TASK OBJECTIVE
Transcribe the entries exactly; images are not part of the copy.

THE INPUT
━━━

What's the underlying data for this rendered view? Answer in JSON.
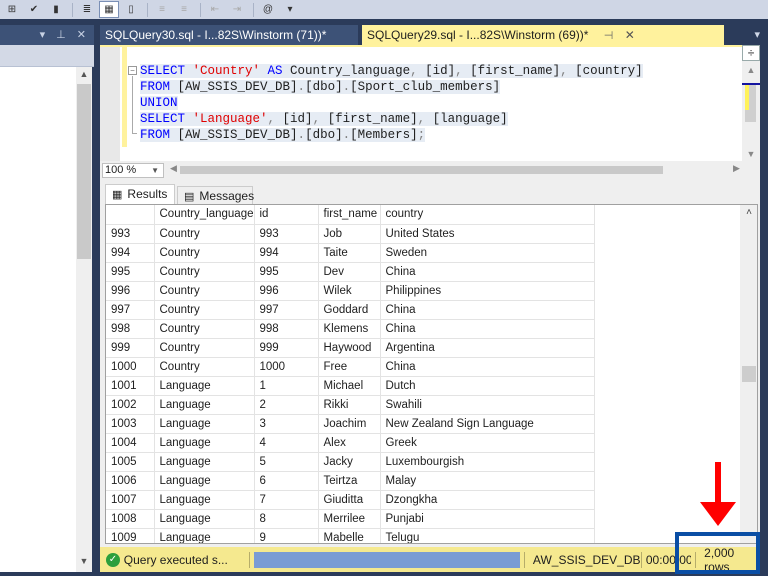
{
  "toolbar": {
    "buttons": [
      {
        "icon": "connect-icon"
      },
      {
        "icon": "check-connect-icon"
      },
      {
        "icon": "query-options-icon"
      },
      {
        "icon": "results-to-text-icon"
      },
      {
        "icon": "results-to-grid-icon",
        "active": true
      },
      {
        "icon": "results-to-file-icon"
      },
      {
        "icon": "comment-icon",
        "disabled": true
      },
      {
        "icon": "uncomment-icon",
        "disabled": true
      },
      {
        "icon": "decrease-indent-icon",
        "disabled": true
      },
      {
        "icon": "increase-indent-icon",
        "disabled": true
      },
      {
        "icon": "specify-values-icon"
      }
    ],
    "overflow": "▾"
  },
  "left_panel": {
    "controls": "▾ ⊥ ✕"
  },
  "tabs": [
    {
      "label": "SQLQuery30.sql - I...82S\\Winstorm (71))*",
      "active": false
    },
    {
      "label": "SQLQuery29.sql - I...82S\\Winstorm (69))*",
      "active": true
    }
  ],
  "tab_pin": "⊣",
  "tab_close": "✕",
  "editor": {
    "lines": [
      [
        {
          "t": "SELECT ",
          "c": "kw"
        },
        {
          "t": "'Country'",
          "c": "str"
        },
        {
          "t": " AS ",
          "c": "kw"
        },
        {
          "t": "Country_language",
          "c": ""
        },
        {
          "t": ", ",
          "c": "gray"
        },
        {
          "t": "[id]",
          "c": ""
        },
        {
          "t": ", ",
          "c": "gray"
        },
        {
          "t": "[first_name]",
          "c": ""
        },
        {
          "t": ", ",
          "c": "gray"
        },
        {
          "t": "[country]",
          "c": ""
        }
      ],
      [
        {
          "t": "FROM ",
          "c": "kw"
        },
        {
          "t": "[AW_SSIS_DEV_DB]",
          "c": ""
        },
        {
          "t": ".",
          "c": "gray"
        },
        {
          "t": "[dbo]",
          "c": ""
        },
        {
          "t": ".",
          "c": "gray"
        },
        {
          "t": "[Sport_club_members]",
          "c": ""
        }
      ],
      [
        {
          "t": "UNION",
          "c": "kw"
        }
      ],
      [
        {
          "t": "SELECT ",
          "c": "kw"
        },
        {
          "t": "'Language'",
          "c": "str"
        },
        {
          "t": ", ",
          "c": "gray"
        },
        {
          "t": "[id]",
          "c": ""
        },
        {
          "t": ", ",
          "c": "gray"
        },
        {
          "t": "[first_name]",
          "c": ""
        },
        {
          "t": ", ",
          "c": "gray"
        },
        {
          "t": "[language]",
          "c": ""
        }
      ],
      [
        {
          "t": "FROM ",
          "c": "kw"
        },
        {
          "t": "[AW_SSIS_DEV_DB]",
          "c": ""
        },
        {
          "t": ".",
          "c": "gray"
        },
        {
          "t": "[dbo]",
          "c": ""
        },
        {
          "t": ".",
          "c": "gray"
        },
        {
          "t": "[Members]",
          "c": ""
        },
        {
          "t": ";",
          "c": "gray"
        }
      ]
    ]
  },
  "zoom": {
    "value": "100 %"
  },
  "results_tabs": {
    "results": "Results",
    "messages": "Messages"
  },
  "grid": {
    "columns": [
      "",
      "Country_language",
      "id",
      "first_name",
      "country"
    ],
    "rows": [
      [
        "993",
        "Country",
        "993",
        "Job",
        "United States"
      ],
      [
        "994",
        "Country",
        "994",
        "Taite",
        "Sweden"
      ],
      [
        "995",
        "Country",
        "995",
        "Dev",
        "China"
      ],
      [
        "996",
        "Country",
        "996",
        "Wilek",
        "Philippines"
      ],
      [
        "997",
        "Country",
        "997",
        "Goddard",
        "China"
      ],
      [
        "998",
        "Country",
        "998",
        "Klemens",
        "China"
      ],
      [
        "999",
        "Country",
        "999",
        "Haywood",
        "Argentina"
      ],
      [
        "1000",
        "Country",
        "1000",
        "Free",
        "China"
      ],
      [
        "1001",
        "Language",
        "1",
        "Michael",
        "Dutch"
      ],
      [
        "1002",
        "Language",
        "2",
        "Rikki",
        "Swahili"
      ],
      [
        "1003",
        "Language",
        "3",
        "Joachim",
        "New Zealand Sign Language"
      ],
      [
        "1004",
        "Language",
        "4",
        "Alex",
        "Greek"
      ],
      [
        "1005",
        "Language",
        "5",
        "Jacky",
        "Luxembourgish"
      ],
      [
        "1006",
        "Language",
        "6",
        "Teirtza",
        "Malay"
      ],
      [
        "1007",
        "Language",
        "7",
        "Giuditta",
        "Dzongkha"
      ],
      [
        "1008",
        "Language",
        "8",
        "Merrilee",
        "Punjabi"
      ],
      [
        "1009",
        "Language",
        "9",
        "Mabelle",
        "Telugu"
      ]
    ]
  },
  "status": {
    "message": "Query executed s...",
    "database": "AW_SSIS_DEV_DB",
    "elapsed": "00:00:00",
    "rows": "2,000 rows"
  },
  "colors": {
    "active_tab": "#fff29d",
    "status_bar": "#f5e98f",
    "highlight_box": "#0a4ea5",
    "annotation_arrow": "#ff0000"
  }
}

━━━

EXPECTED ANSWER
What's the underlying data for this rendered view? Answer in JSON.
{
  "toolbar": {
    "buttons": [
      {
        "icon": "connect-icon"
      },
      {
        "icon": "check-connect-icon"
      },
      {
        "icon": "query-options-icon"
      },
      {
        "icon": "results-to-text-icon"
      },
      {
        "icon": "results-to-grid-icon",
        "active": true
      },
      {
        "icon": "results-to-file-icon"
      },
      {
        "icon": "comment-icon",
        "disabled": true
      },
      {
        "icon": "uncomment-icon",
        "disabled": true
      },
      {
        "icon": "decrease-indent-icon",
        "disabled": true
      },
      {
        "icon": "increase-indent-icon",
        "disabled": true
      },
      {
        "icon": "specify-values-icon"
      }
    ],
    "overflow": "▾"
  },
  "left_panel": {
    "controls": "▾ ⊥ ✕"
  },
  "tabs": [
    {
      "label": "SQLQuery30.sql - I...82S\\Winstorm (71))*",
      "active": false
    },
    {
      "label": "SQLQuery29.sql - I...82S\\Winstorm (69))*",
      "active": true
    }
  ],
  "tab_pin": "⊣",
  "tab_close": "✕",
  "editor": {
    "lines": [
      [
        {
          "t": "SELECT ",
          "c": "kw"
        },
        {
          "t": "'Country'",
          "c": "str"
        },
        {
          "t": " AS ",
          "c": "kw"
        },
        {
          "t": "Country_language",
          "c": ""
        },
        {
          "t": ", ",
          "c": "gray"
        },
        {
          "t": "[id]",
          "c": ""
        },
        {
          "t": ", ",
          "c": "gray"
        },
        {
          "t": "[first_name]",
          "c": ""
        },
        {
          "t": ", ",
          "c": "gray"
        },
        {
          "t": "[country]",
          "c": ""
        }
      ],
      [
        {
          "t": "FROM ",
          "c": "kw"
        },
        {
          "t": "[AW_SSIS_DEV_DB]",
          "c": ""
        },
        {
          "t": ".",
          "c": "gray"
        },
        {
          "t": "[dbo]",
          "c": ""
        },
        {
          "t": ".",
          "c": "gray"
        },
        {
          "t": "[Sport_club_members]",
          "c": ""
        }
      ],
      [
        {
          "t": "UNION",
          "c": "kw"
        }
      ],
      [
        {
          "t": "SELECT ",
          "c": "kw"
        },
        {
          "t": "'Language'",
          "c": "str"
        },
        {
          "t": ", ",
          "c": "gray"
        },
        {
          "t": "[id]",
          "c": ""
        },
        {
          "t": ", ",
          "c": "gray"
        },
        {
          "t": "[first_name]",
          "c": ""
        },
        {
          "t": ", ",
          "c": "gray"
        },
        {
          "t": "[language]",
          "c": ""
        }
      ],
      [
        {
          "t": "FROM ",
          "c": "kw"
        },
        {
          "t": "[AW_SSIS_DEV_DB]",
          "c": ""
        },
        {
          "t": ".",
          "c": "gray"
        },
        {
          "t": "[dbo]",
          "c": ""
        },
        {
          "t": ".",
          "c": "gray"
        },
        {
          "t": "[Members]",
          "c": ""
        },
        {
          "t": ";",
          "c": "gray"
        }
      ]
    ]
  },
  "zoom": {
    "value": "100 %"
  },
  "results_tabs": {
    "results": "Results",
    "messages": "Messages"
  },
  "grid": {
    "columns": [
      "",
      "Country_language",
      "id",
      "first_name",
      "country"
    ],
    "rows": [
      [
        "993",
        "Country",
        "993",
        "Job",
        "United States"
      ],
      [
        "994",
        "Country",
        "994",
        "Taite",
        "Sweden"
      ],
      [
        "995",
        "Country",
        "995",
        "Dev",
        "China"
      ],
      [
        "996",
        "Country",
        "996",
        "Wilek",
        "Philippines"
      ],
      [
        "997",
        "Country",
        "997",
        "Goddard",
        "China"
      ],
      [
        "998",
        "Country",
        "998",
        "Klemens",
        "China"
      ],
      [
        "999",
        "Country",
        "999",
        "Haywood",
        "Argentina"
      ],
      [
        "1000",
        "Country",
        "1000",
        "Free",
        "China"
      ],
      [
        "1001",
        "Language",
        "1",
        "Michael",
        "Dutch"
      ],
      [
        "1002",
        "Language",
        "2",
        "Rikki",
        "Swahili"
      ],
      [
        "1003",
        "Language",
        "3",
        "Joachim",
        "New Zealand Sign Language"
      ],
      [
        "1004",
        "Language",
        "4",
        "Alex",
        "Greek"
      ],
      [
        "1005",
        "Language",
        "5",
        "Jacky",
        "Luxembourgish"
      ],
      [
        "1006",
        "Language",
        "6",
        "Teirtza",
        "Malay"
      ],
      [
        "1007",
        "Language",
        "7",
        "Giuditta",
        "Dzongkha"
      ],
      [
        "1008",
        "Language",
        "8",
        "Merrilee",
        "Punjabi"
      ],
      [
        "1009",
        "Language",
        "9",
        "Mabelle",
        "Telugu"
      ]
    ]
  },
  "status": {
    "message": "Query executed s...",
    "database": "AW_SSIS_DEV_DB",
    "elapsed": "00:00:00",
    "rows": "2,000 rows"
  },
  "colors": {
    "active_tab": "#fff29d",
    "status_bar": "#f5e98f",
    "highlight_box": "#0a4ea5",
    "annotation_arrow": "#ff0000"
  }
}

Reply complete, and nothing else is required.